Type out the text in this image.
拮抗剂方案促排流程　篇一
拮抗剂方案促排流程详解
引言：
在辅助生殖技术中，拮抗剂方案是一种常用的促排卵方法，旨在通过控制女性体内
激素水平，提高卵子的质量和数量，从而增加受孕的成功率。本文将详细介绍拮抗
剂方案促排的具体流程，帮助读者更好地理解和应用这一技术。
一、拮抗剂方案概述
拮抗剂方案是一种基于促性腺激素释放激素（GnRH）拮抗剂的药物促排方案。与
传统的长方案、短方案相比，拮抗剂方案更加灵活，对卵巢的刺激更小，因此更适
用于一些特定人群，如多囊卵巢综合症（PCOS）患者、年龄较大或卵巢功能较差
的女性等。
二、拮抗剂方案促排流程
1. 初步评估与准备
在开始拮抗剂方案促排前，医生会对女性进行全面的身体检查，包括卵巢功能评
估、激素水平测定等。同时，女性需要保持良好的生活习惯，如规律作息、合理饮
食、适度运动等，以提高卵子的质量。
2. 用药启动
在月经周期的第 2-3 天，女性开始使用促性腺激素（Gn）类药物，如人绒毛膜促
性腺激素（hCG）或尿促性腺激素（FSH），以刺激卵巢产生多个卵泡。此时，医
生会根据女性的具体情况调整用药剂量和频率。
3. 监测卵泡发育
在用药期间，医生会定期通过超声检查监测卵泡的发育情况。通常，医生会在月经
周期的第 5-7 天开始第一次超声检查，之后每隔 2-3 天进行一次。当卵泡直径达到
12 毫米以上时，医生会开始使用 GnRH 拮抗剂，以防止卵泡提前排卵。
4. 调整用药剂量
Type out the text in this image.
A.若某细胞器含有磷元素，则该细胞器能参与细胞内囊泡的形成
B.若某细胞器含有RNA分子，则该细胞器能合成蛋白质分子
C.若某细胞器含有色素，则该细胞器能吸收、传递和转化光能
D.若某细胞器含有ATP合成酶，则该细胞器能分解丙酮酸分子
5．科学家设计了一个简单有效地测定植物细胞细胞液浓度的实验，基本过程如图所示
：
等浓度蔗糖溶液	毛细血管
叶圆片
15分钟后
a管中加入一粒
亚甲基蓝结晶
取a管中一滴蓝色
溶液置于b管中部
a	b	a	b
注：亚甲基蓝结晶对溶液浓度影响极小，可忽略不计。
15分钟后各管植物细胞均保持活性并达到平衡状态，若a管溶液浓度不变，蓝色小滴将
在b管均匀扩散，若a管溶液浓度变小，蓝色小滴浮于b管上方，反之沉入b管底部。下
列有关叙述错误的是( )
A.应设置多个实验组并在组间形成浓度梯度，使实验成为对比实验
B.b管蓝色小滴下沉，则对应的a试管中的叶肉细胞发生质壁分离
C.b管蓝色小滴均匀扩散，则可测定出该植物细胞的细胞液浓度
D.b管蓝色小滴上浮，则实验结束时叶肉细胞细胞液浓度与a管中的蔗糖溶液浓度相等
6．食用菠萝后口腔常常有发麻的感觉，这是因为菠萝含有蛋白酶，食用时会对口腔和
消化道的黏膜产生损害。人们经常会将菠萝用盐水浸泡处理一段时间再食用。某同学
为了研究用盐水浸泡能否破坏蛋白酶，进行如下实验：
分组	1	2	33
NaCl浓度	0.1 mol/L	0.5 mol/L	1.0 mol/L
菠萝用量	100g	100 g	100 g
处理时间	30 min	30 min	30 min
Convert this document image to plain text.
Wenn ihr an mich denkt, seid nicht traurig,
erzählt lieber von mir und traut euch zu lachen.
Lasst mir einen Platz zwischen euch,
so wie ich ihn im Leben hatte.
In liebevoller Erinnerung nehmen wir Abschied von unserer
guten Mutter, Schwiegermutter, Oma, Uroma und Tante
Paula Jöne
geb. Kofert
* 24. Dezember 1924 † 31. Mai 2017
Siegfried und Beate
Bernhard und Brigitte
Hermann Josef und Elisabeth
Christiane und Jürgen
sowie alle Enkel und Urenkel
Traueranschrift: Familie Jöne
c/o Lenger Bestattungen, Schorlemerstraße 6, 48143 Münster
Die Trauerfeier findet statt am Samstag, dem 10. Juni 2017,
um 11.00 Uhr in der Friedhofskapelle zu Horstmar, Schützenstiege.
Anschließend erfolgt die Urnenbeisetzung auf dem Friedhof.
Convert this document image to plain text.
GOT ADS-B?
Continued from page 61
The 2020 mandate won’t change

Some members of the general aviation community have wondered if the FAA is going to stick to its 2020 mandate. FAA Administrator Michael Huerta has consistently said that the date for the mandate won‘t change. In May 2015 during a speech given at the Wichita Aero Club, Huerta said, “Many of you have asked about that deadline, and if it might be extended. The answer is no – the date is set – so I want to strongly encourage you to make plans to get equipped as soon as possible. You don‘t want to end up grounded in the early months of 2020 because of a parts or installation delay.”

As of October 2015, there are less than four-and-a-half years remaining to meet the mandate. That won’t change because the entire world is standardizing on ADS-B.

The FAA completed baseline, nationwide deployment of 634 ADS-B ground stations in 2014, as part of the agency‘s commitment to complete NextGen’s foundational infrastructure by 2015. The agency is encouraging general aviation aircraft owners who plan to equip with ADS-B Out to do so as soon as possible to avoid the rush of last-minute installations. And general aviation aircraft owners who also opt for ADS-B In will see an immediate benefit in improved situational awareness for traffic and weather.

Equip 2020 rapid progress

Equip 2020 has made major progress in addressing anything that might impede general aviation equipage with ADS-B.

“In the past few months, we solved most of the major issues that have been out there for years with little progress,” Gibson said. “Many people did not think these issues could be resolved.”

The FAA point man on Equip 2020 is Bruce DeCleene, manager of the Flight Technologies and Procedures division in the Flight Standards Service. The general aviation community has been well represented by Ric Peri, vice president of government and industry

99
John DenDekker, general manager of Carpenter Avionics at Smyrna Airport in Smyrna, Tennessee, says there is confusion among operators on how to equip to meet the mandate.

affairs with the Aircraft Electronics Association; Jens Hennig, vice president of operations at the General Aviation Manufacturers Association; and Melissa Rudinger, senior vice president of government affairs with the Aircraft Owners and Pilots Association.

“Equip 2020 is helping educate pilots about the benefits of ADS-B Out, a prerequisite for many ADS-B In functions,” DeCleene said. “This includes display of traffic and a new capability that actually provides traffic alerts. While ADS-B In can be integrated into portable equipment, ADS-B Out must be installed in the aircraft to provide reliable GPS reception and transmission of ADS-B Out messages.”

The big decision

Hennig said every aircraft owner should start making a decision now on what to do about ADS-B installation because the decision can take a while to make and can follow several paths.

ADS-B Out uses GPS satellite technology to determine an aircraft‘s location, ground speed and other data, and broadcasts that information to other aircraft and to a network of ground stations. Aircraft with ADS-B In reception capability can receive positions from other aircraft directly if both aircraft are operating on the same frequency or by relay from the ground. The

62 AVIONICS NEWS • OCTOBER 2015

-- -- --

**TO BE DONE:** The records above need to be transcribed in full. Keep every character unchanged.

**TASK RESPONSE:**
Type out the text in this image.
拮抗剂方案促排流程　篇一
拮抗剂方案促排流程详解
引言：
在辅助生殖技术中，拮抗剂方案是一种常用的促排卵方法，旨在通过控制女性体内
激素水平，提高卵子的质量和数量，从而增加受孕的成功率。本文将详细介绍拮抗
剂方案促排的具体流程，帮助读者更好地理解和应用这一技术。
一、拮抗剂方案概述
拮抗剂方案是一种基于促性腺激素释放激素（GnRH）拮抗剂的药物促排方案。与
传统的长方案、短方案相比，拮抗剂方案更加灵活，对卵巢的刺激更小，因此更适
用于一些特定人群，如多囊卵巢综合症（PCOS）患者、年龄较大或卵巢功能较差
的女性等。
二、拮抗剂方案促排流程
1. 初步评估与准备
在开始拮抗剂方案促排前，医生会对女性进行全面的身体检查，包括卵巢功能评
估、激素水平测定等。同时，女性需要保持良好的生活习惯，如规律作息、合理饮
食、适度运动等，以提高卵子的质量。
2. 用药启动
在月经周期的第 2-3 天，女性开始使用促性腺激素（Gn）类药物，如人绒毛膜促
性腺激素（hCG）或尿促性腺激素（FSH），以刺激卵巢产生多个卵泡。此时，医
生会根据女性的具体情况调整用药剂量和频率。
3. 监测卵泡发育
在用药期间，医生会定期通过超声检查监测卵泡的发育情况。通常，医生会在月经
周期的第 5-7 天开始第一次超声检查，之后每隔 2-3 天进行一次。当卵泡直径达到
12 毫米以上时，医生会开始使用 GnRH 拮抗剂，以防止卵泡提前排卵。
4. 调整用药剂量
Type out the text in this image.
A.若某细胞器含有磷元素，则该细胞器能参与细胞内囊泡的形成
B.若某细胞器含有RNA分子，则该细胞器能合成蛋白质分子
C.若某细胞器含有色素，则该细胞器能吸收、传递和转化光能
D.若某细胞器含有ATP合成酶，则该细胞器能分解丙酮酸分子
5．科学家设计了一个简单有效地测定植物细胞细胞液浓度的实验，基本过程如图所示
：
等浓度蔗糖溶液	毛细血管
叶圆片
15分钟后
a管中加入一粒
亚甲基蓝结晶
取a管中一滴蓝色
溶液置于b管中部
a	b	a	b
注：亚甲基蓝结晶对溶液浓度影响极小，可忽略不计。
15分钟后各管植物细胞均保持活性并达到平衡状态，若a管溶液浓度不变，蓝色小滴将
在b管均匀扩散，若a管溶液浓度变小，蓝色小滴浮于b管上方，反之沉入b管底部。下
列有关叙述错误的是( )
A.应设置多个实验组并在组间形成浓度梯度，使实验成为对比实验
B.b管蓝色小滴下沉，则对应的a试管中的叶肉细胞发生质壁分离
C.b管蓝色小滴均匀扩散，则可测定出该植物细胞的细胞液浓度
D.b管蓝色小滴上浮，则实验结束时叶肉细胞细胞液浓度与a管中的蔗糖溶液浓度相等
6．食用菠萝后口腔常常有发麻的感觉，这是因为菠萝含有蛋白酶，食用时会对口腔和
消化道的黏膜产生损害。人们经常会将菠萝用盐水浸泡处理一段时间再食用。某同学
为了研究用盐水浸泡能否破坏蛋白酶，进行如下实验：
分组	1	2	33
NaCl浓度	0.1 mol/L	0.5 mol/L	1.0 mol/L
菠萝用量	100g	100 g	100 g
处理时间	30 min	30 min	30 min
Convert this document image to plain text.
Wenn ihr an mich denkt, seid nicht traurig,
erzählt lieber von mir und traut euch zu lachen.
Lasst mir einen Platz zwischen euch,
so wie ich ihn im Leben hatte.
In liebevoller Erinnerung nehmen wir Abschied von unserer
guten Mutter, Schwiegermutter, Oma, Uroma und Tante
Paula Jöne
geb. Kofert
* 24. Dezember 1924 † 31. Mai 2017
Siegfried und Beate
Bernhard und Brigitte
Hermann Josef und Elisabeth
Christiane und Jürgen
sowie alle Enkel und Urenkel
Traueranschrift: Familie Jöne
c/o Lenger Bestattungen, Schorlemerstraße 6, 48143 Münster
Die Trauerfeier findet statt am Samstag, dem 10. Juni 2017,
um 11.00 Uhr in der Friedhofskapelle zu Horstmar, Schützenstiege.
Anschließend erfolgt die Urnenbeisetzung auf dem Friedhof.
Convert this document image to plain text.
GOT ADS-B?
Continued from page 61
The 2020 mandate won’t change

Some members of the general aviation community have wondered if the FAA is going to stick to its 2020 mandate. FAA Administrator Michael Huerta has consistently said that the date for the mandate won‘t change. In May 2015 during a speech given at the Wichita Aero Club, Huerta said, “Many of you have asked about that deadline, and if it might be extended. The answer is no – the date is set – so I want to strongly encourage you to make plans to get equipped as soon as possible. You don‘t want to end up grounded in the early months of 2020 because of a parts or installation delay.”

As of October 2015, there are less than four-and-a-half years remaining to meet the mandate. That won’t change because the entire world is standardizing on ADS-B.

The FAA completed baseline, nationwide deployment of 634 ADS-B ground stations in 2014, as part of the agency‘s commitment to complete NextGen’s foundational infrastructure by 2015. The agency is encouraging general aviation aircraft owners who plan to equip with ADS-B Out to do so as soon as possible to avoid the rush of last-minute installations. And general aviation aircraft owners who also opt for ADS-B In will see an immediate benefit in improved situational awareness for traffic and weather.

Equip 2020 rapid progress

Equip 2020 has made major progress in addressing anything that might impede general aviation equipage with ADS-B.

“In the past few months, we solved most of the major issues that have been out there for years with little progress,” Gibson said. “Many people did not think these issues could be resolved.”

The FAA point man on Equip 2020 is Bruce DeCleene, manager of the Flight Technologies and Procedures division in the Flight Standards Service. The general aviation community has been well represented by Ric Peri, vice president of government and industry

99
John DenDekker, general manager of Carpenter Avionics at Smyrna Airport in Smyrna, Tennessee, says there is confusion among operators on how to equip to meet the mandate.

affairs with the Aircraft Electronics Association; Jens Hennig, vice president of operations at the General Aviation Manufacturers Association; and Melissa Rudinger, senior vice president of government affairs with the Aircraft Owners and Pilots Association.

“Equip 2020 is helping educate pilots about the benefits of ADS-B Out, a prerequisite for many ADS-B In functions,” DeCleene said. “This includes display of traffic and a new capability that actually provides traffic alerts. While ADS-B In can be integrated into portable equipment, ADS-B Out must be installed in the aircraft to provide reliable GPS reception and transmission of ADS-B Out messages.”

The big decision

Hennig said every aircraft owner should start making a decision now on what to do about ADS-B installation because the decision can take a while to make and can follow several paths.

ADS-B Out uses GPS satellite technology to determine an aircraft‘s location, ground speed and other data, and broadcasts that information to other aircraft and to a network of ground stations. Aircraft with ADS-B In reception capability can receive positions from other aircraft directly if both aircraft are operating on the same frequency or by relay from the ground. The

62 AVIONICS NEWS • OCTOBER 2015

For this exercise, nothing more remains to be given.